LISTED RECORDS:
++++++++++++++++++++

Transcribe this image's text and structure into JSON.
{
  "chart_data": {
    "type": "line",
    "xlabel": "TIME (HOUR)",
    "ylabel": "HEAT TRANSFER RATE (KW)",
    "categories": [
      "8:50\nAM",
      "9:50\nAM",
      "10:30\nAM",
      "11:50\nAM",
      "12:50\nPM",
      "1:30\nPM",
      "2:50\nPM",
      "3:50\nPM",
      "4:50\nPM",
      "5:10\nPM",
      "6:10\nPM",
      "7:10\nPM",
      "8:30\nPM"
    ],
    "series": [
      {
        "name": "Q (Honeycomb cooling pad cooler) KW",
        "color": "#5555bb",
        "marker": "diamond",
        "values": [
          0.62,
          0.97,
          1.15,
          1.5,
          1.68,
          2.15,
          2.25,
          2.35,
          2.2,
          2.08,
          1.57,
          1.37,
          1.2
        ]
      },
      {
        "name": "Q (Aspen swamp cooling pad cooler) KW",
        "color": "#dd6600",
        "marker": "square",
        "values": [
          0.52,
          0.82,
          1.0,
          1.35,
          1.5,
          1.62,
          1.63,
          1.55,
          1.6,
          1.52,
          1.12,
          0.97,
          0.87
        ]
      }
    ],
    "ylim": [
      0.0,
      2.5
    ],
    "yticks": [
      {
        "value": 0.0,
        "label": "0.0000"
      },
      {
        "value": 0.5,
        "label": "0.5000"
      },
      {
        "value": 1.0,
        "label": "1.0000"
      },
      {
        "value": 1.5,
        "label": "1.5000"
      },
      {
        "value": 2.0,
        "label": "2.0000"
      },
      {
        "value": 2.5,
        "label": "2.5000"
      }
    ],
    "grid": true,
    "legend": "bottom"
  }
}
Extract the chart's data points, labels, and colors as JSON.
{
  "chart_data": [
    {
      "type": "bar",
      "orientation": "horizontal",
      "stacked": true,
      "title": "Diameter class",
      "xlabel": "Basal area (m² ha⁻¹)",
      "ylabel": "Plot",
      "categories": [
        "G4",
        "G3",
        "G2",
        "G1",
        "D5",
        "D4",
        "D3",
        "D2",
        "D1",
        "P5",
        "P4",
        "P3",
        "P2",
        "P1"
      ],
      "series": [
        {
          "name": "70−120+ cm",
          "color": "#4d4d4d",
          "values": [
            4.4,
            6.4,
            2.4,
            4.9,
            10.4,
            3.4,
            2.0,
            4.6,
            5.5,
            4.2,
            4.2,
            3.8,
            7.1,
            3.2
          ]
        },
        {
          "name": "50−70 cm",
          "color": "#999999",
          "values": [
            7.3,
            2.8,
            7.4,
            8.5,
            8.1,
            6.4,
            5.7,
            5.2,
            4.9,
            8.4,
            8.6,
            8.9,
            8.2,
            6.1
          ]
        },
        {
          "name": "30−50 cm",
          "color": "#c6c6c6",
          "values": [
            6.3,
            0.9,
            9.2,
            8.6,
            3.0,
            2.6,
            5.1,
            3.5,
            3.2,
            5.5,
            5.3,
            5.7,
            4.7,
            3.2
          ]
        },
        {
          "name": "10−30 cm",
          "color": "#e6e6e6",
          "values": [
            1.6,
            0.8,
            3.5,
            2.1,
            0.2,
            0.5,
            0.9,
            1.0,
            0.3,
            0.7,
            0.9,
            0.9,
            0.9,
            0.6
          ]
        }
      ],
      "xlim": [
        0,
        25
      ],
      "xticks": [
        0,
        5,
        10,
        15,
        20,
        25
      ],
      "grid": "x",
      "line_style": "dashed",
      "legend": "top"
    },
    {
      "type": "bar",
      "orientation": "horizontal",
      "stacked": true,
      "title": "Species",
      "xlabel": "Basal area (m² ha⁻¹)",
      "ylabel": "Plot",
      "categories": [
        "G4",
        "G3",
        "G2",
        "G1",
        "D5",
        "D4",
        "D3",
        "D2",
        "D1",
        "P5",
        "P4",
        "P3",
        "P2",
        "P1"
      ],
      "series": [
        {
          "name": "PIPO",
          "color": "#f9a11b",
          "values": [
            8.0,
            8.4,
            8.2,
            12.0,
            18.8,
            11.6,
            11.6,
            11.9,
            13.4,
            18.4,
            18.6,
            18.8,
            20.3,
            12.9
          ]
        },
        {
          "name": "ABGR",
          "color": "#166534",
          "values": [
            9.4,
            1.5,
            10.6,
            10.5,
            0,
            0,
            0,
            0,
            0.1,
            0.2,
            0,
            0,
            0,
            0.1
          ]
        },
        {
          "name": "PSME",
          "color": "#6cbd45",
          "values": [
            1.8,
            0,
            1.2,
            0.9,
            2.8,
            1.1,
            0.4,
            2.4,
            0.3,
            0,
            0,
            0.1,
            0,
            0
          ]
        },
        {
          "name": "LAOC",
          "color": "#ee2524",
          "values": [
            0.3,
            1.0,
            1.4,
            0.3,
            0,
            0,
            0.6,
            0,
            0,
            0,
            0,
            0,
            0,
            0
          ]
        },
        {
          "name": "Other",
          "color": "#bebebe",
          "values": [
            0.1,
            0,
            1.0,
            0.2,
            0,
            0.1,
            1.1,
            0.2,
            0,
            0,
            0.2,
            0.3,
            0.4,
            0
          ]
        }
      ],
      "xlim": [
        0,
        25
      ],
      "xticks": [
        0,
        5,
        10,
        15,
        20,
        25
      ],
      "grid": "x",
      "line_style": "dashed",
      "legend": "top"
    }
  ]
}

++++++++++++++++++++

TO DO:
Please quote the data above in full, with no line missing.

EXERCISE OUTPUT:
Transcribe this image's text and structure into JSON.
{
  "chart_data": {
    "type": "line",
    "xlabel": "TIME (HOUR)",
    "ylabel": "HEAT TRANSFER RATE (KW)",
    "categories": [
      "8:50\nAM",
      "9:50\nAM",
      "10:30\nAM",
      "11:50\nAM",
      "12:50\nPM",
      "1:30\nPM",
      "2:50\nPM",
      "3:50\nPM",
      "4:50\nPM",
      "5:10\nPM",
      "6:10\nPM",
      "7:10\nPM",
      "8:30\nPM"
    ],
    "series": [
      {
        "name": "Q (Honeycomb cooling pad cooler) KW",
        "color": "#5555bb",
        "marker": "diamond",
        "values": [
          0.62,
          0.97,
          1.15,
          1.5,
          1.68,
          2.15,
          2.25,
          2.35,
          2.2,
          2.08,
          1.57,
          1.37,
          1.2
        ]
      },
      {
        "name": "Q (Aspen swamp cooling pad cooler) KW",
        "color": "#dd6600",
        "marker": "square",
        "values": [
          0.52,
          0.82,
          1.0,
          1.35,
          1.5,
          1.62,
          1.63,
          1.55,
          1.6,
          1.52,
          1.12,
          0.97,
          0.87
        ]
      }
    ],
    "ylim": [
      0.0,
      2.5
    ],
    "yticks": [
      {
        "value": 0.0,
        "label": "0.0000"
      },
      {
        "value": 0.5,
        "label": "0.5000"
      },
      {
        "value": 1.0,
        "label": "1.0000"
      },
      {
        "value": 1.5,
        "label": "1.5000"
      },
      {
        "value": 2.0,
        "label": "2.0000"
      },
      {
        "value": 2.5,
        "label": "2.5000"
      }
    ],
    "grid": true,
    "legend": "bottom"
  }
}
Extract the chart's data points, labels, and colors as JSON.
{
  "chart_data": [
    {
      "type": "bar",
      "orientation": "horizontal",
      "stacked": true,
      "title": "Diameter class",
      "xlabel": "Basal area (m² ha⁻¹)",
      "ylabel": "Plot",
      "categories": [
        "G4",
        "G3",
        "G2",
        "G1",
        "D5",
        "D4",
        "D3",
        "D2",
        "D1",
        "P5",
        "P4",
        "P3",
        "P2",
        "P1"
      ],
      "series": [
        {
          "name": "70−120+ cm",
          "color": "#4d4d4d",
          "values": [
            4.4,
            6.4,
            2.4,
            4.9,
            10.4,
            3.4,
            2.0,
            4.6,
            5.5,
            4.2,
            4.2,
            3.8,
            7.1,
            3.2
          ]
        },
        {
          "name": "50−70 cm",
          "color": "#999999",
          "values": [
            7.3,
            2.8,
            7.4,
            8.5,
            8.1,
            6.4,
            5.7,
            5.2,
            4.9,
            8.4,
            8.6,
            8.9,
            8.2,
            6.1
          ]
        },
        {
          "name": "30−50 cm",
          "color": "#c6c6c6",
          "values": [
            6.3,
            0.9,
            9.2,
            8.6,
            3.0,
            2.6,
            5.1,
            3.5,
            3.2,
            5.5,
            5.3,
            5.7,
            4.7,
            3.2
          ]
        },
        {
          "name": "10−30 cm",
          "color": "#e6e6e6",
          "values": [
            1.6,
            0.8,
            3.5,
            2.1,
            0.2,
            0.5,
            0.9,
            1.0,
            0.3,
            0.7,
            0.9,
            0.9,
            0.9,
            0.6
          ]
        }
      ],
      "xlim": [
        0,
        25
      ],
      "xticks": [
        0,
        5,
        10,
        15,
        20,
        25
      ],
      "grid": "x",
      "line_style": "dashed",
      "legend": "top"
    },
    {
      "type": "bar",
      "orientation": "horizontal",
      "stacked": true,
      "title": "Species",
      "xlabel": "Basal area (m² ha⁻¹)",
      "ylabel": "Plot",
      "categories": [
        "G4",
        "G3",
        "G2",
        "G1",
        "D5",
        "D4",
        "D3",
        "D2",
        "D1",
        "P5",
        "P4",
        "P3",
        "P2",
        "P1"
      ],
      "series": [
        {
          "name": "PIPO",
          "color": "#f9a11b",
          "values": [
            8.0,
            8.4,
            8.2,
            12.0,
            18.8,
            11.6,
            11.6,
            11.9,
            13.4,
            18.4,
            18.6,
            18.8,
            20.3,
            12.9
          ]
        },
        {
          "name": "ABGR",
          "color": "#166534",
          "values": [
            9.4,
            1.5,
            10.6,
            10.5,
            0,
            0,
            0,
            0,
            0.1,
            0.2,
            0,
            0,
            0,
            0.1
          ]
        },
        {
          "name": "PSME",
          "color": "#6cbd45",
          "values": [
            1.8,
            0,
            1.2,
            0.9,
            2.8,
            1.1,
            0.4,
            2.4,
            0.3,
            0,
            0,
            0.1,
            0,
            0
          ]
        },
        {
          "name": "LAOC",
          "color": "#ee2524",
          "values": [
            0.3,
            1.0,
            1.4,
            0.3,
            0,
            0,
            0.6,
            0,
            0,
            0,
            0,
            0,
            0,
            0
          ]
        },
        {
          "name": "Other",
          "color": "#bebebe",
          "values": [
            0.1,
            0,
            1.0,
            0.2,
            0,
            0.1,
            1.1,
            0.2,
            0,
            0,
            0.2,
            0.3,
            0.4,
            0
          ]
        }
      ],
      "xlim": [
        0,
        25
      ],
      "xticks": [
        0,
        5,
        10,
        15,
        20,
        25
      ],
      "grid": "x",
      "line_style": "dashed",
      "legend": "top"
    }
  ]
}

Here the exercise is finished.